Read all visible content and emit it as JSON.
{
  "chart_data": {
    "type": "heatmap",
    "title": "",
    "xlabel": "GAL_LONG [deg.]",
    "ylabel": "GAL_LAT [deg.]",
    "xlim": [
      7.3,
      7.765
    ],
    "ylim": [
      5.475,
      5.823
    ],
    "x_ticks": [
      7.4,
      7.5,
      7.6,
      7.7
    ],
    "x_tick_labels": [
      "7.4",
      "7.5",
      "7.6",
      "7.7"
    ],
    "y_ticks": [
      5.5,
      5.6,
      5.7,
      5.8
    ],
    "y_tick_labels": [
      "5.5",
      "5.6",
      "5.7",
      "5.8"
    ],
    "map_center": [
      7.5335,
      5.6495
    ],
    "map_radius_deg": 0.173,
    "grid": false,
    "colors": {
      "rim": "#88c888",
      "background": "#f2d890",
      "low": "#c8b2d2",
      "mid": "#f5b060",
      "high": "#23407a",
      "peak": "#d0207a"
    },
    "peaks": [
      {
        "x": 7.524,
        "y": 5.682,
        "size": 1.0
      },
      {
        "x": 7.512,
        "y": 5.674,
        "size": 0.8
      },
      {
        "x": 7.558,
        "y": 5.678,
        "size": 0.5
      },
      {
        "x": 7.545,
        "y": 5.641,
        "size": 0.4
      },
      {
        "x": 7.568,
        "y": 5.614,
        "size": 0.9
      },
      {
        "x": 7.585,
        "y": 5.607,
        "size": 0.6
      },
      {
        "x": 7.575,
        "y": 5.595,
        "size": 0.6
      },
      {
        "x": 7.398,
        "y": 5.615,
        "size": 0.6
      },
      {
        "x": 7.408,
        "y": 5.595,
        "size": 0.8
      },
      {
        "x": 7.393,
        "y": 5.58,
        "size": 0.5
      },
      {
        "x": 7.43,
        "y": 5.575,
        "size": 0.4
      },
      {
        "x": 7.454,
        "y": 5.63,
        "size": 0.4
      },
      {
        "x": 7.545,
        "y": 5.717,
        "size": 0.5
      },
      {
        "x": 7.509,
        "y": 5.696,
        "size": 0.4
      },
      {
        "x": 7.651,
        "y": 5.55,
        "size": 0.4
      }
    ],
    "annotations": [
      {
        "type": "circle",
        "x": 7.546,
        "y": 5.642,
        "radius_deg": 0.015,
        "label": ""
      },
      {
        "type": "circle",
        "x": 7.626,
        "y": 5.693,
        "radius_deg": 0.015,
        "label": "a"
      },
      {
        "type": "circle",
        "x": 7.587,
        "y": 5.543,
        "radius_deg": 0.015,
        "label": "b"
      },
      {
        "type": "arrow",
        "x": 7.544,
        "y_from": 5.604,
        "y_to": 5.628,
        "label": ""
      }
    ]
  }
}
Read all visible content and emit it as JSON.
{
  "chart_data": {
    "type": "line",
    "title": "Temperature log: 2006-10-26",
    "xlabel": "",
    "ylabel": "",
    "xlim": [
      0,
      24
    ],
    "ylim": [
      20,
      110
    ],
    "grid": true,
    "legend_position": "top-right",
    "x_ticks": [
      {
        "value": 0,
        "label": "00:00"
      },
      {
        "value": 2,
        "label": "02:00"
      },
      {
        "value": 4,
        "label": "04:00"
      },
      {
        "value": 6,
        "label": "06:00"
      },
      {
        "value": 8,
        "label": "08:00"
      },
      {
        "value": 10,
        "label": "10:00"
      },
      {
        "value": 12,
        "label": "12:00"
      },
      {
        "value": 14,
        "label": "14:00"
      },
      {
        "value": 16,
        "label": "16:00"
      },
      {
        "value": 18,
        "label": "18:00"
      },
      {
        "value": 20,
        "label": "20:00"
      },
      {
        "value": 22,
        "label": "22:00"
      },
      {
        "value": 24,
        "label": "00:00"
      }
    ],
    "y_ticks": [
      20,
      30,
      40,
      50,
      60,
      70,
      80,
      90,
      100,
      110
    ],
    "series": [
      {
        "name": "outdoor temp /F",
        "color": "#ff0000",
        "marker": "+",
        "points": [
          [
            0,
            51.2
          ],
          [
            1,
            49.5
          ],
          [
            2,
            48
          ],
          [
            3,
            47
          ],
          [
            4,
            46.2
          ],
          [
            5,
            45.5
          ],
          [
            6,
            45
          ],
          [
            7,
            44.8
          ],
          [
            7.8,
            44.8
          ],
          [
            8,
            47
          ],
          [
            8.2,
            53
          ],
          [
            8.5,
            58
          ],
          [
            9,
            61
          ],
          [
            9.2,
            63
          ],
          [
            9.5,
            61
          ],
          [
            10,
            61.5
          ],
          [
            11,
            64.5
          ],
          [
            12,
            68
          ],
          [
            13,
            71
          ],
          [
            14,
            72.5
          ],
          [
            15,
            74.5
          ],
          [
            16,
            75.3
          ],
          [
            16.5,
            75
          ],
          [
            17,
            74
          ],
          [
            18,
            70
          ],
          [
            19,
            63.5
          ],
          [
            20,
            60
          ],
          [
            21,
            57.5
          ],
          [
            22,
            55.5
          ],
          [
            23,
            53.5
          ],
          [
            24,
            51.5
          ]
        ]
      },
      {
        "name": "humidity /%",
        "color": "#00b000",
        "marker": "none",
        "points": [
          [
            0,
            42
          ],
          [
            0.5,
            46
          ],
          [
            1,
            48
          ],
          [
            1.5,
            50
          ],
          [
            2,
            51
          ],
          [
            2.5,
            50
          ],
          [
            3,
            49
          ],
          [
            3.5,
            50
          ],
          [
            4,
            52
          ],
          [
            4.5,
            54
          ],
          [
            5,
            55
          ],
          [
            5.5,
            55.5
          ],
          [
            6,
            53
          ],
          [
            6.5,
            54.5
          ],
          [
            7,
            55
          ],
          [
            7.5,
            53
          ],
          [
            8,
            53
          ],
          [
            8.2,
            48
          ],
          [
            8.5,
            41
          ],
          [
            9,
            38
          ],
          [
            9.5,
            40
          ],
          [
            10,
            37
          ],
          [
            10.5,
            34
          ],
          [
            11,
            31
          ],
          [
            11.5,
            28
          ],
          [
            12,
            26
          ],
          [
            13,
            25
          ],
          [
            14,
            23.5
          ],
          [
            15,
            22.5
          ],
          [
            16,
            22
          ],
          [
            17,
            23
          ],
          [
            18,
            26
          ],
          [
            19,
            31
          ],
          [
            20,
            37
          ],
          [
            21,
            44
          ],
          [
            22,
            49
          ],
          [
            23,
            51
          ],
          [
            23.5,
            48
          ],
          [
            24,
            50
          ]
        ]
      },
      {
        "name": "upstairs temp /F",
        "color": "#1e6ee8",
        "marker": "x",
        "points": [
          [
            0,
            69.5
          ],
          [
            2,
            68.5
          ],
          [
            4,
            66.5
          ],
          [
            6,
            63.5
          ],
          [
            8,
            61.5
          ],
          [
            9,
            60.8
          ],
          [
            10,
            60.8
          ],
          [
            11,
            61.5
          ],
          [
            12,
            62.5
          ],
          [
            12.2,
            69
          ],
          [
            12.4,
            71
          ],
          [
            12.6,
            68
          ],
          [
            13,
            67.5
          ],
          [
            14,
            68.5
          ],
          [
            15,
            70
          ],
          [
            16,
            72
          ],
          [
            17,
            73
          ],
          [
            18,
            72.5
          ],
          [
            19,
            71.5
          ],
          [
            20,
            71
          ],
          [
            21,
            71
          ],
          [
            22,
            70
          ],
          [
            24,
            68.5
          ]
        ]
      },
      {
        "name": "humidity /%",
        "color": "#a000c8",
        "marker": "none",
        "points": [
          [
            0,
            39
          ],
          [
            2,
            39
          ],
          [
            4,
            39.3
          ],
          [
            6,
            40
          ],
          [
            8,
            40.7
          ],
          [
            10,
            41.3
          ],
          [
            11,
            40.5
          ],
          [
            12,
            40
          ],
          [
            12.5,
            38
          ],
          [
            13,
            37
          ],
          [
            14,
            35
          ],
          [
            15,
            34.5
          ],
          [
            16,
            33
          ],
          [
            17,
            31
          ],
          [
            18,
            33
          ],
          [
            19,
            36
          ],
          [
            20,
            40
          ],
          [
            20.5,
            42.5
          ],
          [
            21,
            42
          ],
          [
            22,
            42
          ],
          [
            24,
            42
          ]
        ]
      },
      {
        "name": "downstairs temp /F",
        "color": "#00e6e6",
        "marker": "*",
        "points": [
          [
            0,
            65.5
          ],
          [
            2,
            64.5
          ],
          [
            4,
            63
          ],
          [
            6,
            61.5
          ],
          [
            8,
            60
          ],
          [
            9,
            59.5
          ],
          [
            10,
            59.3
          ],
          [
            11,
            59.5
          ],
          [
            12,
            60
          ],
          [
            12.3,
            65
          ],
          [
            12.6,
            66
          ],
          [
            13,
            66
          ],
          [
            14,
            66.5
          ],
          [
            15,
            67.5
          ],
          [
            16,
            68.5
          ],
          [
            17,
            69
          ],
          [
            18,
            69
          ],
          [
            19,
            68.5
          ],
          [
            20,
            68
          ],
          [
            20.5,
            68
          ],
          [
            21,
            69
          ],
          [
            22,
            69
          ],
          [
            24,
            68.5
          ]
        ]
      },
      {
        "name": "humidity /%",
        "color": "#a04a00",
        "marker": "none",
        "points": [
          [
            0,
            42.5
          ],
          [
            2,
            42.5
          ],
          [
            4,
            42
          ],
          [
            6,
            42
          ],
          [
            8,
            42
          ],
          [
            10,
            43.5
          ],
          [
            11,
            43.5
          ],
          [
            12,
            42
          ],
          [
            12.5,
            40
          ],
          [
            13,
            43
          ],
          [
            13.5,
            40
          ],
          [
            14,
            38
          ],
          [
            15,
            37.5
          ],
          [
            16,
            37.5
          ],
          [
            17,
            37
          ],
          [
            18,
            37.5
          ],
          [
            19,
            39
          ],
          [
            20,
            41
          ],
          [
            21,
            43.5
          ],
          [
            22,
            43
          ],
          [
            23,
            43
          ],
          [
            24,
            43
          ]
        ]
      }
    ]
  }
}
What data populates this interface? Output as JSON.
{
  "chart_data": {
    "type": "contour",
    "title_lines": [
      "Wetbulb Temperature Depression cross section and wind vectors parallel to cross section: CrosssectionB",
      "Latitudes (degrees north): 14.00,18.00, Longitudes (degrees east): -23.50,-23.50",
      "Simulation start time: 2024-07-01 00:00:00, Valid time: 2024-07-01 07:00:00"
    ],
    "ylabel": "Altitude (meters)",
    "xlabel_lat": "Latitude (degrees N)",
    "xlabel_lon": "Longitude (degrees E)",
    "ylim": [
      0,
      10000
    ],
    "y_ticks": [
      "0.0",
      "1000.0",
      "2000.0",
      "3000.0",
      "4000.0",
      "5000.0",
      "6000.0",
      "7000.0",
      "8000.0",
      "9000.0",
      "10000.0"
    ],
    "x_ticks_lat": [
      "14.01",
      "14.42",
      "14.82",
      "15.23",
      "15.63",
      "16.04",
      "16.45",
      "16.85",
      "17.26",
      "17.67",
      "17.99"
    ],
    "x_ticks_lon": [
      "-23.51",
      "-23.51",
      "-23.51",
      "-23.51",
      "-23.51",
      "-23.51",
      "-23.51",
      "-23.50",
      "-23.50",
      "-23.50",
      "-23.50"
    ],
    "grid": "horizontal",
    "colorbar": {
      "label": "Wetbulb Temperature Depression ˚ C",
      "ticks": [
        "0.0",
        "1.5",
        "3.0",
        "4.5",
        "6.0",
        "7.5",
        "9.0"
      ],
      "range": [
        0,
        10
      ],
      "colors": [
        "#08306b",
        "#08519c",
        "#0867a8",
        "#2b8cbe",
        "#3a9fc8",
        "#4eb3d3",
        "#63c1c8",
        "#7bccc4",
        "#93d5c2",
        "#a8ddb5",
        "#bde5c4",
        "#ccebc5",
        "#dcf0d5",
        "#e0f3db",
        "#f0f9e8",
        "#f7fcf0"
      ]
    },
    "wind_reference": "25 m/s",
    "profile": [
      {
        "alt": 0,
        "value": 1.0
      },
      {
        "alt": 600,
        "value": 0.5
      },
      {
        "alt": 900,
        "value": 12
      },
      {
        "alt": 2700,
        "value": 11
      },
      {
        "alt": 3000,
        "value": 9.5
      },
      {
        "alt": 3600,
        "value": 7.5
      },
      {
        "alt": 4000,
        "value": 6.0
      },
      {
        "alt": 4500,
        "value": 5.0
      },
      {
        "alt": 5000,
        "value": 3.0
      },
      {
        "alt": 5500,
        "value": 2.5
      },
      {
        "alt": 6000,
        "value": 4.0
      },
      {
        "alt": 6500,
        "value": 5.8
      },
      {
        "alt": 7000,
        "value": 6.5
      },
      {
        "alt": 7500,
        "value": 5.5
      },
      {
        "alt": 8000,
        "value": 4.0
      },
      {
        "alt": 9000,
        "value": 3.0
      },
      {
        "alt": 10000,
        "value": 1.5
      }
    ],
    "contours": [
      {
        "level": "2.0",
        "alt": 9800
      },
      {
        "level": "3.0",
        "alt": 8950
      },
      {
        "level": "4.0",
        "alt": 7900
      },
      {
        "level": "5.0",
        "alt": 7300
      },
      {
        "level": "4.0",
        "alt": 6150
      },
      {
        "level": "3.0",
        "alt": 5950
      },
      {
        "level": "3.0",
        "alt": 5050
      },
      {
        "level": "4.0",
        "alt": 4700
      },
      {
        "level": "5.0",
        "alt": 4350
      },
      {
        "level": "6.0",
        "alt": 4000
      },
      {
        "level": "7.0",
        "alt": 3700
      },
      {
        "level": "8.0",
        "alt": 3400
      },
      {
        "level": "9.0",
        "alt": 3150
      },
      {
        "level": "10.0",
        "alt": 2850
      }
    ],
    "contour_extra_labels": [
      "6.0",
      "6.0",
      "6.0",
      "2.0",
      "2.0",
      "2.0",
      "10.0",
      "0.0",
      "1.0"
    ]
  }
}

☆ ☆ ☆ ☆ ☆

Report the number of lines above that contain the word "Temperature", and only that number.

3